#### [WHAT YOU WILL DO]
Reproduce the records below exactly as they appear.

#### [INFORMATION PROVIDED]
## START

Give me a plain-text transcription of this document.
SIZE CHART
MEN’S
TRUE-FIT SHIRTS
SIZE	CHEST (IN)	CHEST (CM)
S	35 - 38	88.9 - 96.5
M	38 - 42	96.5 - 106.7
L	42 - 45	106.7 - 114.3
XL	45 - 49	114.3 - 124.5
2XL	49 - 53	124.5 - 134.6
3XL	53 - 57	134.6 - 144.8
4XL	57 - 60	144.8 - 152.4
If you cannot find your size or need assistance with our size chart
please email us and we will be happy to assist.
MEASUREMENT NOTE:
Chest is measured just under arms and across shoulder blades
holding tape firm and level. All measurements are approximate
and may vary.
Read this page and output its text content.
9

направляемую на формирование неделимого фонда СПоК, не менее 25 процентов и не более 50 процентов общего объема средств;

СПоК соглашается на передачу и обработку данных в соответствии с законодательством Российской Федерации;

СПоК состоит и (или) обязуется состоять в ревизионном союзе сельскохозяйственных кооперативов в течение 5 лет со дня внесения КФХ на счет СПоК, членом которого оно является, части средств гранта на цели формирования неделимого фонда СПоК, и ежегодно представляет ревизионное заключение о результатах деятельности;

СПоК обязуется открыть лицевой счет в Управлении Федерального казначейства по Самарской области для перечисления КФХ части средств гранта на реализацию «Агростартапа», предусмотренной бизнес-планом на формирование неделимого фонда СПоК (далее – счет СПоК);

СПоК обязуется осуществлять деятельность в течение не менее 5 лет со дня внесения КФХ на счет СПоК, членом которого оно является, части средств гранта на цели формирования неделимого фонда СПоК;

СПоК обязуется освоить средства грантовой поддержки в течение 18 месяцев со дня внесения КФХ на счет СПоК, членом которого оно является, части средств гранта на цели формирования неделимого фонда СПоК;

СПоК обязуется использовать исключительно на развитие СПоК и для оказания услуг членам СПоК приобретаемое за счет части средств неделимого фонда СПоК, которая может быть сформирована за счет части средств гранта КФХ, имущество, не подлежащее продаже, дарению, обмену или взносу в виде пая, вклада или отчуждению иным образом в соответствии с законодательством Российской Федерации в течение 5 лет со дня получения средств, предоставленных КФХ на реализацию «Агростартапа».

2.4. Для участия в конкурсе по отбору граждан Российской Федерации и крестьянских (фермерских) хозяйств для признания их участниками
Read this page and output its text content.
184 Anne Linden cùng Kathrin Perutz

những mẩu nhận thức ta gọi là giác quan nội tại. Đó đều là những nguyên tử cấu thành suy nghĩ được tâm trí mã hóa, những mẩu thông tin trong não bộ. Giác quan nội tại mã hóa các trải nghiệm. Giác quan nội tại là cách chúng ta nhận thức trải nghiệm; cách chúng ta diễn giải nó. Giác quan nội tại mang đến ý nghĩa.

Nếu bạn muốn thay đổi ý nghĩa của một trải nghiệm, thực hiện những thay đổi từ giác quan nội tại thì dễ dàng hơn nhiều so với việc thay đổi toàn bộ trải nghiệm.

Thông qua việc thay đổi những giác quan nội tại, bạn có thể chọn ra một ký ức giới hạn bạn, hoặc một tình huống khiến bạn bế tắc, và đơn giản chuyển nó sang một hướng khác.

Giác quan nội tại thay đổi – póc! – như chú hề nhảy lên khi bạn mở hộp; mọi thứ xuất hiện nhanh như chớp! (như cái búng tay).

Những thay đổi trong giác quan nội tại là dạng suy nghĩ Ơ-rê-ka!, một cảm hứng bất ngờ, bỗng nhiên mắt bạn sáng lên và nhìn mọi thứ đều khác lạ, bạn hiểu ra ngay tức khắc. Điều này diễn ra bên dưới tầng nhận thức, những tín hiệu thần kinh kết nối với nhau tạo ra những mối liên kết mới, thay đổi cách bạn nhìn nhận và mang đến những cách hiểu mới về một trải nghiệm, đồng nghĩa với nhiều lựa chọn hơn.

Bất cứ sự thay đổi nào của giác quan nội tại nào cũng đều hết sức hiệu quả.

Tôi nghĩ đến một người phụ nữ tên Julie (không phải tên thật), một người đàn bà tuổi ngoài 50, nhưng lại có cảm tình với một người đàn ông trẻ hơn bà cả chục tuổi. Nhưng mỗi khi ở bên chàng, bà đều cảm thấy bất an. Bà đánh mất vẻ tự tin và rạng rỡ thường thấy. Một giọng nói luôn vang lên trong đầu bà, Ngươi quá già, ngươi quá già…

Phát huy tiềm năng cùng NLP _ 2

## END

#### [ANSWER FOR THE TASK]
Give me a plain-text transcription of this document.
SIZE CHART
MEN’S
TRUE-FIT SHIRTS
SIZE	CHEST (IN)	CHEST (CM)
S	35 - 38	88.9 - 96.5
M	38 - 42	96.5 - 106.7
L	42 - 45	106.7 - 114.3
XL	45 - 49	114.3 - 124.5
2XL	49 - 53	124.5 - 134.6
3XL	53 - 57	134.6 - 144.8
4XL	57 - 60	144.8 - 152.4
If you cannot find your size or need assistance with our size chart
please email us and we will be happy to assist.
MEASUREMENT NOTE:
Chest is measured just under arms and across shoulder blades
holding tape firm and level. All measurements are approximate
and may vary.
Read this page and output its text content.
9

направляемую на формирование неделимого фонда СПоК, не менее 25 процентов и не более 50 процентов общего объема средств;

СПоК соглашается на передачу и обработку данных в соответствии с законодательством Российской Федерации;

СПоК состоит и (или) обязуется состоять в ревизионном союзе сельскохозяйственных кооперативов в течение 5 лет со дня внесения КФХ на счет СПоК, членом которого оно является, части средств гранта на цели формирования неделимого фонда СПоК, и ежегодно представляет ревизионное заключение о результатах деятельности;

СПоК обязуется открыть лицевой счет в Управлении Федерального казначейства по Самарской области для перечисления КФХ части средств гранта на реализацию «Агростартапа», предусмотренной бизнес-планом на формирование неделимого фонда СПоК (далее – счет СПоК);

СПоК обязуется осуществлять деятельность в течение не менее 5 лет со дня внесения КФХ на счет СПоК, членом которого оно является, части средств гранта на цели формирования неделимого фонда СПоК;

СПоК обязуется освоить средства грантовой поддержки в течение 18 месяцев со дня внесения КФХ на счет СПоК, членом которого оно является, части средств гранта на цели формирования неделимого фонда СПоК;

СПоК обязуется использовать исключительно на развитие СПоК и для оказания услуг членам СПоК приобретаемое за счет части средств неделимого фонда СПоК, которая может быть сформирована за счет части средств гранта КФХ, имущество, не подлежащее продаже, дарению, обмену или взносу в виде пая, вклада или отчуждению иным образом в соответствии с законодательством Российской Федерации в течение 5 лет со дня получения средств, предоставленных КФХ на реализацию «Агростартапа».

2.4. Для участия в конкурсе по отбору граждан Российской Федерации и крестьянских (фермерских) хозяйств для признания их участниками
Read this page and output its text content.
184 Anne Linden cùng Kathrin Perutz

những mẩu nhận thức ta gọi là giác quan nội tại. Đó đều là những nguyên tử cấu thành suy nghĩ được tâm trí mã hóa, những mẩu thông tin trong não bộ. Giác quan nội tại mã hóa các trải nghiệm. Giác quan nội tại là cách chúng ta nhận thức trải nghiệm; cách chúng ta diễn giải nó. Giác quan nội tại mang đến ý nghĩa.

Nếu bạn muốn thay đổi ý nghĩa của một trải nghiệm, thực hiện những thay đổi từ giác quan nội tại thì dễ dàng hơn nhiều so với việc thay đổi toàn bộ trải nghiệm.

Thông qua việc thay đổi những giác quan nội tại, bạn có thể chọn ra một ký ức giới hạn bạn, hoặc một tình huống khiến bạn bế tắc, và đơn giản chuyển nó sang một hướng khác.

Giác quan nội tại thay đổi – póc! – như chú hề nhảy lên khi bạn mở hộp; mọi thứ xuất hiện nhanh như chớp! (như cái búng tay).

Những thay đổi trong giác quan nội tại là dạng suy nghĩ Ơ-rê-ka!, một cảm hứng bất ngờ, bỗng nhiên mắt bạn sáng lên và nhìn mọi thứ đều khác lạ, bạn hiểu ra ngay tức khắc. Điều này diễn ra bên dưới tầng nhận thức, những tín hiệu thần kinh kết nối với nhau tạo ra những mối liên kết mới, thay đổi cách bạn nhìn nhận và mang đến những cách hiểu mới về một trải nghiệm, đồng nghĩa với nhiều lựa chọn hơn.

Bất cứ sự thay đổi nào của giác quan nội tại nào cũng đều hết sức hiệu quả.

Tôi nghĩ đến một người phụ nữ tên Julie (không phải tên thật), một người đàn bà tuổi ngoài 50, nhưng lại có cảm tình với một người đàn ông trẻ hơn bà cả chục tuổi. Nhưng mỗi khi ở bên chàng, bà đều cảm thấy bất an. Bà đánh mất vẻ tự tin và rạng rỡ thường thấy. Một giọng nói luôn vang lên trong đầu bà, Ngươi quá già, ngươi quá già…

Phát huy tiềm năng cùng NLP _ 2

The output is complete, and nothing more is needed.